--- BEGIN RECORDS SHOWN ---

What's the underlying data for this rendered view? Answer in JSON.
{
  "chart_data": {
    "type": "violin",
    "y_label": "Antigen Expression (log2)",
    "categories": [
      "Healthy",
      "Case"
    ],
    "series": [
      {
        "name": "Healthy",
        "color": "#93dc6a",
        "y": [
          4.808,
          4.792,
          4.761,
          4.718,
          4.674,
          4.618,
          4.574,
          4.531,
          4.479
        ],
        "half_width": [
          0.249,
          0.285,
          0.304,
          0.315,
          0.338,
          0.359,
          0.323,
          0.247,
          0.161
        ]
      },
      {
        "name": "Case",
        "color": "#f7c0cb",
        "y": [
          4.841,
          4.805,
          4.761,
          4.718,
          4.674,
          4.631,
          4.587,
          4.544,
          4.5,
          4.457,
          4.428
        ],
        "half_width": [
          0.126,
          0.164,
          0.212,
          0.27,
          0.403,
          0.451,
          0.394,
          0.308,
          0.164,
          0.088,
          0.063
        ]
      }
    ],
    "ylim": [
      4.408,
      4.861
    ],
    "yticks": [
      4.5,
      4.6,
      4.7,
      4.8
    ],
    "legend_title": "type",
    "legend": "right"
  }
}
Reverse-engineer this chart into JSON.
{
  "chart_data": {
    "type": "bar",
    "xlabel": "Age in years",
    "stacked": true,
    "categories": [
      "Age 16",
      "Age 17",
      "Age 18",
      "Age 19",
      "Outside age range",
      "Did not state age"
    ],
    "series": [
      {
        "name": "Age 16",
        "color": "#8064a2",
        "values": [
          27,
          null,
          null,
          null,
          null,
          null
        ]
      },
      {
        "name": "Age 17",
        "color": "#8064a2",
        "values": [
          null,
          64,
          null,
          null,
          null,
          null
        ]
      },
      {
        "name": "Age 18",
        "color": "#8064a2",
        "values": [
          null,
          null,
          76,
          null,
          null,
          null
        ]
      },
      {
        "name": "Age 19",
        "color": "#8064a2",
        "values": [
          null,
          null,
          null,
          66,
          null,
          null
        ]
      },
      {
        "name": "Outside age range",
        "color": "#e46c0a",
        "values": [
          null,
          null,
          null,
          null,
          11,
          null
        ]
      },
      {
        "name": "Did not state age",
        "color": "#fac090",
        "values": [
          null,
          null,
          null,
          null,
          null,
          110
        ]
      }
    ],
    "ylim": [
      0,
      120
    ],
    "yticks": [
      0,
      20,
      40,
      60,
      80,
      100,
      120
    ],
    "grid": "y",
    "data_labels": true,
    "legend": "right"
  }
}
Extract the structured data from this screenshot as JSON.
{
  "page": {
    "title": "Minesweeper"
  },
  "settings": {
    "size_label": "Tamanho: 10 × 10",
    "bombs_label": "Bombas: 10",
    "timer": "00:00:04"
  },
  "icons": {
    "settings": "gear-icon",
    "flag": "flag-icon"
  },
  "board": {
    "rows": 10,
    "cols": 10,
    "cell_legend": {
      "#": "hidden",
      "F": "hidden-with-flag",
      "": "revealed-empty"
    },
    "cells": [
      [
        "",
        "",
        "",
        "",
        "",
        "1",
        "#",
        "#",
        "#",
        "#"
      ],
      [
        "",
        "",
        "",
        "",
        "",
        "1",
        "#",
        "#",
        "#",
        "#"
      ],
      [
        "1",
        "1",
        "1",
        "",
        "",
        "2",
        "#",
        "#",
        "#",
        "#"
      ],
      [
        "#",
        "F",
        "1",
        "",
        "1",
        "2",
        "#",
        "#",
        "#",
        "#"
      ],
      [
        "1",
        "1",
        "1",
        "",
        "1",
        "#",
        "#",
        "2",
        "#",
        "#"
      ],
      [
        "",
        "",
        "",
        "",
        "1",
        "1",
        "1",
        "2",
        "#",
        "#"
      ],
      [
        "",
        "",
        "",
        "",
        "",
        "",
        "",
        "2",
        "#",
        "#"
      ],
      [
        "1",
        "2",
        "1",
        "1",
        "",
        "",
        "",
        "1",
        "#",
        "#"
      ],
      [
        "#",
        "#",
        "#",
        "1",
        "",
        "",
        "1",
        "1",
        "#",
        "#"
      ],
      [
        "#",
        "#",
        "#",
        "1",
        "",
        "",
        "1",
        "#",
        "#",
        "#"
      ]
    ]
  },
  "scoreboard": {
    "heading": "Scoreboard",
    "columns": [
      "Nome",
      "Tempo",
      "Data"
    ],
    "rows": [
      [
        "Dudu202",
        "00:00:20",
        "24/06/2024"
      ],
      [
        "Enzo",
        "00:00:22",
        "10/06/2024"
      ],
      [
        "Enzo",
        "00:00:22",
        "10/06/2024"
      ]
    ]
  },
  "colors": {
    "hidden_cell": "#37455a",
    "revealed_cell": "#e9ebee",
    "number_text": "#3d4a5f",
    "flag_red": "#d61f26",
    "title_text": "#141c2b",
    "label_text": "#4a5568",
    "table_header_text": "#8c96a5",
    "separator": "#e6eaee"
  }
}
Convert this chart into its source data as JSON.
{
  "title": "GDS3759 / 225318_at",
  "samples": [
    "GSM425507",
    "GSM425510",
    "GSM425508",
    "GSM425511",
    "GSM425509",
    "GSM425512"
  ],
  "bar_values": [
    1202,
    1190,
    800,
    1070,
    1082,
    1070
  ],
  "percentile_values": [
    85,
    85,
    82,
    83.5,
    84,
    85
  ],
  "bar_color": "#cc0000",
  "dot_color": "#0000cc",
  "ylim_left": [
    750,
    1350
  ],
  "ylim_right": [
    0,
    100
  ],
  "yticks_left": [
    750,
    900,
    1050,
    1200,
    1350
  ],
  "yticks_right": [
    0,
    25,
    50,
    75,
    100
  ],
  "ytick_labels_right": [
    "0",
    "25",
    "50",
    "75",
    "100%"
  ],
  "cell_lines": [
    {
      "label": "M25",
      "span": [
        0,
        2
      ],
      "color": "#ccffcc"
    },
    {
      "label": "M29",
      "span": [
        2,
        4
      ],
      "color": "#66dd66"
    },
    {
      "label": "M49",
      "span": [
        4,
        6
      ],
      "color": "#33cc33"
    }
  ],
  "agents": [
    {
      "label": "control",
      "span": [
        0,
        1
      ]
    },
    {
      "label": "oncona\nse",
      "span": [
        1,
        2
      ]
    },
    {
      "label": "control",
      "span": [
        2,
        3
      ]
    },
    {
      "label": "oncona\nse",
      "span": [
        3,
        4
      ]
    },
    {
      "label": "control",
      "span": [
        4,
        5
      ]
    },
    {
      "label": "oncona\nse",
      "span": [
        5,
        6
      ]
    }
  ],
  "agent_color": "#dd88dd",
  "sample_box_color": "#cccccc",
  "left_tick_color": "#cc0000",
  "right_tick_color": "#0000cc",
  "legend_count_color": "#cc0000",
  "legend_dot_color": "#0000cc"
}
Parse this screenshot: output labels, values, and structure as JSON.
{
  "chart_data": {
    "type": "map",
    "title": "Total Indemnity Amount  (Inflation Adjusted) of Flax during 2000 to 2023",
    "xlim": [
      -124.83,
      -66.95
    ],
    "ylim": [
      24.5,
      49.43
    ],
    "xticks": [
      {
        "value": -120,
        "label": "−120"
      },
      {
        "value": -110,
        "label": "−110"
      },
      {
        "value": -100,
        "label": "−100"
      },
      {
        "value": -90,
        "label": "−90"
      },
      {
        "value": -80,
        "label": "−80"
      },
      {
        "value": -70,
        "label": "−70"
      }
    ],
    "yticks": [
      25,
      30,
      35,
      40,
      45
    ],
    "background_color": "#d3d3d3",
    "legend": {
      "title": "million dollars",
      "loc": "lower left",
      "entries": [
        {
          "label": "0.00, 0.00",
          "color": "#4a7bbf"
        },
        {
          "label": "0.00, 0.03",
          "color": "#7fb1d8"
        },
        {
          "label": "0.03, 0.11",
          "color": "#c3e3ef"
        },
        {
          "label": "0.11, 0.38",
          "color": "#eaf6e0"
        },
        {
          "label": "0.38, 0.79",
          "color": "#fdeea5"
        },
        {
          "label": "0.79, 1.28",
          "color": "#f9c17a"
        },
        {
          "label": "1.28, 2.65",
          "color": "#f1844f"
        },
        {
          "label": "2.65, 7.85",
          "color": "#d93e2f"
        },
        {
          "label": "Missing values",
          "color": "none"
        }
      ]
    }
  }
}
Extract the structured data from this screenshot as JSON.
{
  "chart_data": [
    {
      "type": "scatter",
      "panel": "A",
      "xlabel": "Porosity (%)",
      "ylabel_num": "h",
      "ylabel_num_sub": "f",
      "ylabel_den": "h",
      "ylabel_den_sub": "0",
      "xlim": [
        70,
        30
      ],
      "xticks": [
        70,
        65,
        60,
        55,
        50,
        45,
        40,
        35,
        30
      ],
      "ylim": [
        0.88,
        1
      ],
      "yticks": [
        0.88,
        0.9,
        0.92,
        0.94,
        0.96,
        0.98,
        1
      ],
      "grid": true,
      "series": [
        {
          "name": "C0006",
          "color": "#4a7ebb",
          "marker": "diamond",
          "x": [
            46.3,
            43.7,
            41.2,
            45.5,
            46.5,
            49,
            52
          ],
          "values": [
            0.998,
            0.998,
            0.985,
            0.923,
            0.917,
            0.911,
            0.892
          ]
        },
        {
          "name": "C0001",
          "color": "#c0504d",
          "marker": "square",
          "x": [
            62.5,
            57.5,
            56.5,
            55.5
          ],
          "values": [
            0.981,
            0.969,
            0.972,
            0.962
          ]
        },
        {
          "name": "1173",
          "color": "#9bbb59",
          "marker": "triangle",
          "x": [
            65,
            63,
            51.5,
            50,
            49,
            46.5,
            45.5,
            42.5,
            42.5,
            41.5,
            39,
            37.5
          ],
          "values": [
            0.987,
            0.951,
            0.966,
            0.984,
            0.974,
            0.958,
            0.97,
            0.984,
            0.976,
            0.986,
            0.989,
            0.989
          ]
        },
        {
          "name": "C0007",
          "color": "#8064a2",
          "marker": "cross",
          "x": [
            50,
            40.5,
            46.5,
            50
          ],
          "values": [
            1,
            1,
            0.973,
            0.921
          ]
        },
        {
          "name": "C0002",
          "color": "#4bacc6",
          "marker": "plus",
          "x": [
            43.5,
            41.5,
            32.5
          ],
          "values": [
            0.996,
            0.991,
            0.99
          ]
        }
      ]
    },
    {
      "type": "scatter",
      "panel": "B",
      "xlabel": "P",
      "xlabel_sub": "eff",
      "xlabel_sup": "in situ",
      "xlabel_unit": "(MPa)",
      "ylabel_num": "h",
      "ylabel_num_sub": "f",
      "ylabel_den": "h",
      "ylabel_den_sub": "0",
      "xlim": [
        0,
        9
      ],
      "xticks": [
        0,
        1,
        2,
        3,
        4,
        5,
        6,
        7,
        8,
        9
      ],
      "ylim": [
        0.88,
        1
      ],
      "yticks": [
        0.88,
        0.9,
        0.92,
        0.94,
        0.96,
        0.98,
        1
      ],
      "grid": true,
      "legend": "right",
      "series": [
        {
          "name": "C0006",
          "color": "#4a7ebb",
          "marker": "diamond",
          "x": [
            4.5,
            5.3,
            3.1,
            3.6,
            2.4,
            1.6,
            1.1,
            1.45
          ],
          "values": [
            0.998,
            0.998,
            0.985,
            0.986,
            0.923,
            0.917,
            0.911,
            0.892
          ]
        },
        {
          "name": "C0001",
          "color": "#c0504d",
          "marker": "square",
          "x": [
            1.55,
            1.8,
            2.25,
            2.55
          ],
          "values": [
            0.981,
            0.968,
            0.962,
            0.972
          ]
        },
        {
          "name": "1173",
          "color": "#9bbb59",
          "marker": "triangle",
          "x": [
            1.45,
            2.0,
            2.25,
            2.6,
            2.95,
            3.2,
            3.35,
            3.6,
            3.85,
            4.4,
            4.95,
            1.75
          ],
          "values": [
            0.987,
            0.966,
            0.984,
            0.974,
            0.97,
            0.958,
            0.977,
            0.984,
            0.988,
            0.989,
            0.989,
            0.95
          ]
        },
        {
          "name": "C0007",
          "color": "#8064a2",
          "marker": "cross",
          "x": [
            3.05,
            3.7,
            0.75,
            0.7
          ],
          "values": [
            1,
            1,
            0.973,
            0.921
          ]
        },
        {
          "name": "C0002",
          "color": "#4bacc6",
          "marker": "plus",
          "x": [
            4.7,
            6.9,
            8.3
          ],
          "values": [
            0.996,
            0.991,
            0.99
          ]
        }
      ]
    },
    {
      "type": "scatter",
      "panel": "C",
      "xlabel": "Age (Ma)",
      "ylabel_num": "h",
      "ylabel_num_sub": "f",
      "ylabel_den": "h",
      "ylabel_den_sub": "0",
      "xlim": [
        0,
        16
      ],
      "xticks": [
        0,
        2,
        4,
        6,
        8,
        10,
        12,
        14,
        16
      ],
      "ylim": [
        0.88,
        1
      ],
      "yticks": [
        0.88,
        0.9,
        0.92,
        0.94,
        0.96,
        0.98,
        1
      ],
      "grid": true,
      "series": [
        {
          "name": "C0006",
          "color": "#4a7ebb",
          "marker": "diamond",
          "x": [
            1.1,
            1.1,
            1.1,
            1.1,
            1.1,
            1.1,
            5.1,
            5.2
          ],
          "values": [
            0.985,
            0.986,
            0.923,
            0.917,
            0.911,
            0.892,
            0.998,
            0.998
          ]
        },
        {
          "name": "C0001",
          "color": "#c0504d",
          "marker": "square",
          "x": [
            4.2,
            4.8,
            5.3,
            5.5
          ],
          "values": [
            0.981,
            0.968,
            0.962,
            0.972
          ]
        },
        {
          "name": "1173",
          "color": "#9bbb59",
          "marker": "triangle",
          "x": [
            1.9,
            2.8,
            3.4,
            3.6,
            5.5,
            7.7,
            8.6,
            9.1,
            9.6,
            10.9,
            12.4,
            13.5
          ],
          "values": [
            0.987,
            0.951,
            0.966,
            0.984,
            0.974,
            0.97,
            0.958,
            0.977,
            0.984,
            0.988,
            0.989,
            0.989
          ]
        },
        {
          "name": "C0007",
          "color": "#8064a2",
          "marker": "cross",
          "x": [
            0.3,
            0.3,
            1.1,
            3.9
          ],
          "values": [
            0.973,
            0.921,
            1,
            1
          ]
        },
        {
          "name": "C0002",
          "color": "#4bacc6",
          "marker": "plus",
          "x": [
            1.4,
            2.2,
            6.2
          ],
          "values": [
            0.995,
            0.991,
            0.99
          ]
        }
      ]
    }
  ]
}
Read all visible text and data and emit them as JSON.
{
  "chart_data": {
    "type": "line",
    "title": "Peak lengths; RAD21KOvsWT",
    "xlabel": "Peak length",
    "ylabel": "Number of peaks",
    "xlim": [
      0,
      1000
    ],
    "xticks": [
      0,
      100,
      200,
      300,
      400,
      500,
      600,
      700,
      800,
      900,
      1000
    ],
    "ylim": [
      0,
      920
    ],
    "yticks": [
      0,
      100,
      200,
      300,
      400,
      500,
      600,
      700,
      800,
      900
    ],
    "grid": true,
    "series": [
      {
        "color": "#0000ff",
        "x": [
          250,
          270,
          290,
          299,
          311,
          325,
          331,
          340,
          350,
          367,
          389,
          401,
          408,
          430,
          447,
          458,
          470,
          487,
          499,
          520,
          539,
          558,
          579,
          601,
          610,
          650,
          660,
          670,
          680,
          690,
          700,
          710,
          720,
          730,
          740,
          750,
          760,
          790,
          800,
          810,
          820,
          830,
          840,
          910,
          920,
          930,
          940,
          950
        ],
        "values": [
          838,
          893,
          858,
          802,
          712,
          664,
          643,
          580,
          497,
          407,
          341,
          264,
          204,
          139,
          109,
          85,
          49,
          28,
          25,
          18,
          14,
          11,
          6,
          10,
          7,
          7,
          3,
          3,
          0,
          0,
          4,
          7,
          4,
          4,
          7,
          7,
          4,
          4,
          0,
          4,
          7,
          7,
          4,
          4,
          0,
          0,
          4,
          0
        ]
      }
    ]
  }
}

--- END RECORDS SHOWN ---

AIM
Each line that has the word "state" should be copied.

CORRECT ANSWER
      "Did not state age"
        "name": "Did not state age",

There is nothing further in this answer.